### ÉNONCÉ DU PROBLÈME
Reprenez le texte sur la contamination de la faune sauvage de « Il y a un peu » jusqu'à « et les Deux-Sèvres. » inclus, en substituant « campagnols » à « mulots ».

### TEXTE PRÉSENTÉ
------------------------------------------------------------------------
Environnement contaminé

Le champ d’action de Clémentine Fritsch couvre la région, la France, mais aussi différents pays dans le monde. Si elle s’est d’abord intéressée aux polluants métalliques, elle se consacre aujourd’hui aux pesticides et plus spécifiquement à la nouvelle génération d’intrants : « Il y a beaucoup de littérature scientifique sur les anciens produits alors que sur ceux qui viennent d’arriver sur le marché, parfois en remplacement de substances aujourd’hui interdites, beaucoup de questions demeurent, notamment sur leurs propriétés biomoléculaires et sur les effets en cascade ».

Il y a un peu plus de trois ans, l’équipe de Clémentine a co-conduit une vaste étude de deux ans, impliquant une quarantaine d’experts et visant à déterminer l’impact des pesticides sur la biodiversité. Ces travaux, publiés dans la dernière édition de la revue Scientific Reports, sont les premiers à documenter aussi précisément l’imprégnation des petits mammifères sauvages aux agrotoxiques. Une centaine de musaraignes et de mulots a été mis à contribution sur deux sites tests dans le Jura et les Deux-Sèvres.

Les résultats ont été sans appel, mettant en évidence une contamination généralisée de l’environnement. « Sur les 140 molécules recherchées, 112 ont été retrouvées au moins une fois chez nos rongeurs et la totalité des animaux capturés étaient imprégnés d’au moins l’une d’elles. Par ailleurs, nous avons retrouvé jusqu’à 65 substances différentes chez un même individu, affirme Clémentine Fritsch. C’est très différent de ce qui était observé il y a un demi-siècle, avec des expositions fortes à un petit nombre de substances chimiques. Cela prouve l’inefficacité des mesures de protection de la faune sauvage vis-à-vis des pesticides ».

Pour la suite, celle qui se dit honorée par la médaille de bronze du CNRS - tout en exprimant une gêne quant à son caractère nominatif, là où l’essence même de son projet de recherche est collaboratif – envisage de travailler sur la notion d’effet cocktail, afin de comprendre ce qui conduit à ses co-expositions, en lien avec les modes de vie, la nutrition et les déplacements des animaux. « Nous avons des projets sur le développement d’outil de prédiction de l’exposition des pesticides à l’échelle du paysage et sur des modélisations mathématiques. L’idée est de se rapprocher, pour l’animal, du concept d’exposome, défini chez l’humain comme le cumul des expositions à des facteurs environnementaux que subit un organisme, de sa conception à sa fin de vie. Notre objectif est d’apporter ainsi de nouvelles connaissances aux agences de régulation dans le monde afin qu’elles améliorent leurs procédures d’évaluation et de gestion des risques liés aux pollutions, pour les aider à atteindre leur mission de protection de l’environnement, ce qui n’est pas forcément le cas aujourd’hui ».
------------------------------------------------------------------------
### Données de prédiction des boîtes englobantes
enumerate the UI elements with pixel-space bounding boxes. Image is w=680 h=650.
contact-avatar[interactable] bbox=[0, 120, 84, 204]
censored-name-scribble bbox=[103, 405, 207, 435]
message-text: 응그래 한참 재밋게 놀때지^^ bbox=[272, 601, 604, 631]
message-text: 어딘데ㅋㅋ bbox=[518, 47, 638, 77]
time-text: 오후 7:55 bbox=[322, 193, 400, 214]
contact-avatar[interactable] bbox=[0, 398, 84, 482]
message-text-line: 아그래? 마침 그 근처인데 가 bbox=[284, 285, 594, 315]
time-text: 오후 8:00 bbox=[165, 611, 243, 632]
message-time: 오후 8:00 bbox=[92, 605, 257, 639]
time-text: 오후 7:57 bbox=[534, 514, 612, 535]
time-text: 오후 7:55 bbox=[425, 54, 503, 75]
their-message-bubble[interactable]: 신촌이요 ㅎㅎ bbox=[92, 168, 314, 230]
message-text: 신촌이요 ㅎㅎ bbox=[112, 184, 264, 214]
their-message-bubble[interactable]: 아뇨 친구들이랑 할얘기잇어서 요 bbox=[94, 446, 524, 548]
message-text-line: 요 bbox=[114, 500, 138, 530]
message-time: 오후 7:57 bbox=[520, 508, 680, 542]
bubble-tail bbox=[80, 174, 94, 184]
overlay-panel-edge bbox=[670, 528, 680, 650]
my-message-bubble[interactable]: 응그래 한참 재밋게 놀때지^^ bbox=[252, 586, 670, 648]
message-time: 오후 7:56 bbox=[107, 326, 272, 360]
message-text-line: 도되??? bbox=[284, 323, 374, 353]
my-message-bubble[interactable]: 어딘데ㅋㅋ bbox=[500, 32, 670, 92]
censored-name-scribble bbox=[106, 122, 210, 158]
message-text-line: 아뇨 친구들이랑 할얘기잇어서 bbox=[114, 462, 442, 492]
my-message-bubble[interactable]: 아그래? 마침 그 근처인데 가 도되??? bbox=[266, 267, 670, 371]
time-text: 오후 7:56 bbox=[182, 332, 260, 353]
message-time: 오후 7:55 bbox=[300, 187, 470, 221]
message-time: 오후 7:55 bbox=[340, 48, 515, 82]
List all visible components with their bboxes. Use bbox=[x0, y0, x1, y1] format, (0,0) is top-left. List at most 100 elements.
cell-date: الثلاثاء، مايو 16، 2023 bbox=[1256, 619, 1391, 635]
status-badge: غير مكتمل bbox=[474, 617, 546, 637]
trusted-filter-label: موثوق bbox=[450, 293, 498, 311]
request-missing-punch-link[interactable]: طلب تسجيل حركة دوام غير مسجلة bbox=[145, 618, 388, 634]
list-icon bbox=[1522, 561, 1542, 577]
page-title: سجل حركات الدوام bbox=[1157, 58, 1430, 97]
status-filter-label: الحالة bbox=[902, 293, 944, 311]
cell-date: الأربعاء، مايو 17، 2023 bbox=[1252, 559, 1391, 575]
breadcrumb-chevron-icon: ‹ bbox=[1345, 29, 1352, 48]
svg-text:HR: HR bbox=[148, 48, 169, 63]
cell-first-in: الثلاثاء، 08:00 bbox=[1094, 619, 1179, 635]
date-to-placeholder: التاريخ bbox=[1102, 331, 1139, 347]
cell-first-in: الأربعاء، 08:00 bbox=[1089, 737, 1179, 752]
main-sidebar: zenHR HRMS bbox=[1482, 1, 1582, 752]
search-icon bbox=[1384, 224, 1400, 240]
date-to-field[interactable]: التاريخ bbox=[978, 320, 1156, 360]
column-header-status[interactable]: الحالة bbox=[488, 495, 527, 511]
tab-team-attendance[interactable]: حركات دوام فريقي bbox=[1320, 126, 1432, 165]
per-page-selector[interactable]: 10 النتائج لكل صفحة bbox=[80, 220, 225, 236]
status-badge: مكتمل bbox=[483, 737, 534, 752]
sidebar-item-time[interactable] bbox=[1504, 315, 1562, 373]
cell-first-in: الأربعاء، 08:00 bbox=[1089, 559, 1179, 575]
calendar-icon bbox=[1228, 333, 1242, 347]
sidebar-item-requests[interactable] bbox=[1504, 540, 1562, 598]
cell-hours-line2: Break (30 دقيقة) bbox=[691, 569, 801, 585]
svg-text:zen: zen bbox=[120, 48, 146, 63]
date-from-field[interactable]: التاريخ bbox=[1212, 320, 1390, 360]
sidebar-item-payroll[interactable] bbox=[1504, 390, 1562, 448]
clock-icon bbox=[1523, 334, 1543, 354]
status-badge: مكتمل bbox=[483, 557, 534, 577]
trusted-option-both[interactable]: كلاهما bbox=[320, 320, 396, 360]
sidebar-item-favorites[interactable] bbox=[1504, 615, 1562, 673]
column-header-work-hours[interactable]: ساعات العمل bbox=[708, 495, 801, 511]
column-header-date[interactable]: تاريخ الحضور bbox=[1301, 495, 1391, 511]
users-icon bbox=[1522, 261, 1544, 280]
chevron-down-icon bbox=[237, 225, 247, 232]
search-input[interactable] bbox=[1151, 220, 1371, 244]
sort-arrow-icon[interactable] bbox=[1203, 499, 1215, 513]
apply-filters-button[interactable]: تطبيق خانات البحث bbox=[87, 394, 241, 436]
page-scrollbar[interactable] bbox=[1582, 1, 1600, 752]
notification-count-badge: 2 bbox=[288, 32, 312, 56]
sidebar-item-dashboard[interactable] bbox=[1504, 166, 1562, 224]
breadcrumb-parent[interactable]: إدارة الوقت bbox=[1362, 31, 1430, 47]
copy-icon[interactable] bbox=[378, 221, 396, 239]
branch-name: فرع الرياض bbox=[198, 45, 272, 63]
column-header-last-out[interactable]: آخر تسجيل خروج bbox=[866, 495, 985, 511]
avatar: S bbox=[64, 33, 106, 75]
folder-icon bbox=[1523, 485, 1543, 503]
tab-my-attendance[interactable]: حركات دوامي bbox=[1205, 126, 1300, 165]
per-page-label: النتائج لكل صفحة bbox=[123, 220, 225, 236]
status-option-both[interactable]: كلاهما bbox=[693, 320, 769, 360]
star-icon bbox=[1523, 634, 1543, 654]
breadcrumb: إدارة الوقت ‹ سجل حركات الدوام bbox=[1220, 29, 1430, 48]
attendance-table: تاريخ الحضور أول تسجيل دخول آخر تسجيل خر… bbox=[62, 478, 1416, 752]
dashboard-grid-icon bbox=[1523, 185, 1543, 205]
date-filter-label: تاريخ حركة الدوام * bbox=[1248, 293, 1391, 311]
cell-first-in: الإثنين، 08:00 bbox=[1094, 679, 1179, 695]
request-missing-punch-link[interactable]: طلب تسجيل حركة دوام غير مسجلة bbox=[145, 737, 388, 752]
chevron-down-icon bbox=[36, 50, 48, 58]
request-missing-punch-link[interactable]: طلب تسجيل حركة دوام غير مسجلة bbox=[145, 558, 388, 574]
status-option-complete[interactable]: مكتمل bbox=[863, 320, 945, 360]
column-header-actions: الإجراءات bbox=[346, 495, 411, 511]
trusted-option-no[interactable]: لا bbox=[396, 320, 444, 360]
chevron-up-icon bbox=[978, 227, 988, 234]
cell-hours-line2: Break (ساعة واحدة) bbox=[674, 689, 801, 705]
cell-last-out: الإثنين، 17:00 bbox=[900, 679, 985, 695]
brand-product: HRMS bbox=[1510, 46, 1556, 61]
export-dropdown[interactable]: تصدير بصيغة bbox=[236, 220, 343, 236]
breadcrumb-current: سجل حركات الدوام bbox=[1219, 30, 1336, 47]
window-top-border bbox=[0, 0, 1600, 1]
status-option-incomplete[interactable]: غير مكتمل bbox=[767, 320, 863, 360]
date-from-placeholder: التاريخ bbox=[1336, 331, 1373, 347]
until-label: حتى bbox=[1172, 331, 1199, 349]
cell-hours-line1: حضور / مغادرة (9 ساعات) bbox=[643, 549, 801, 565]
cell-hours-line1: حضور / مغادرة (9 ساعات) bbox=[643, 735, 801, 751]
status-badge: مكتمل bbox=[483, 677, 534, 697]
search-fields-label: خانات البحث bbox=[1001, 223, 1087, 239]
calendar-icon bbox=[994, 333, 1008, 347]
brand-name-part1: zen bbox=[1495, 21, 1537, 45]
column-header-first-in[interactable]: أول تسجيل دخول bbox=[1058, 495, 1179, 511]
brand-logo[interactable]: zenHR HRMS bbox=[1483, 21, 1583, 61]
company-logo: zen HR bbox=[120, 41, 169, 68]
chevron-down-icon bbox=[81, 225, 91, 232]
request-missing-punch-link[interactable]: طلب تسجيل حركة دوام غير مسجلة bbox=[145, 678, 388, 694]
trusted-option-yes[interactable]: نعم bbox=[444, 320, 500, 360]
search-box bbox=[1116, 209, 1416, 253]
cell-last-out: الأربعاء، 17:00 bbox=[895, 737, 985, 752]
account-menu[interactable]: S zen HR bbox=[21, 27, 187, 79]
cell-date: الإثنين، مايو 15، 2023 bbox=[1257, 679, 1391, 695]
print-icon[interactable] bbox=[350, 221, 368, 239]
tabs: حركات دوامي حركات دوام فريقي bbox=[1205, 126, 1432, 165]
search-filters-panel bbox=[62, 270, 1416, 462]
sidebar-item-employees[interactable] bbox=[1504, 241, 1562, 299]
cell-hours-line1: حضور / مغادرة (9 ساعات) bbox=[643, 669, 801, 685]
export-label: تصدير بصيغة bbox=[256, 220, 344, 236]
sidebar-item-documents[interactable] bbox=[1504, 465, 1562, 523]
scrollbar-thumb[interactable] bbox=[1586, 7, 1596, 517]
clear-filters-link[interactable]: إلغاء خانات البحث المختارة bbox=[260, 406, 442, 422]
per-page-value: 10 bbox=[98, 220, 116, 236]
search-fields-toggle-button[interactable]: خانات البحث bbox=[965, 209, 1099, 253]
------------------------------------------------------------------------
### RÉPONSE ATTENDUE
Il y a un peu plus de trois ans, l’équipe de Clémentine a co-conduit une vaste étude de deux ans, impliquant une quarantaine d’experts et visant à déterminer l’impact des pesticides sur la biodiversité. Ces travaux, publiés dans la dernière édition de la revue Scientific Reports, sont les premiers à documenter aussi précisément l’imprégnation des petits mammifères sauvages aux agrotoxiques. Une centaine de musaraignes et de campagnols a été mis à contribution sur deux sites tests dans le Jura et les Deux-Sèvres.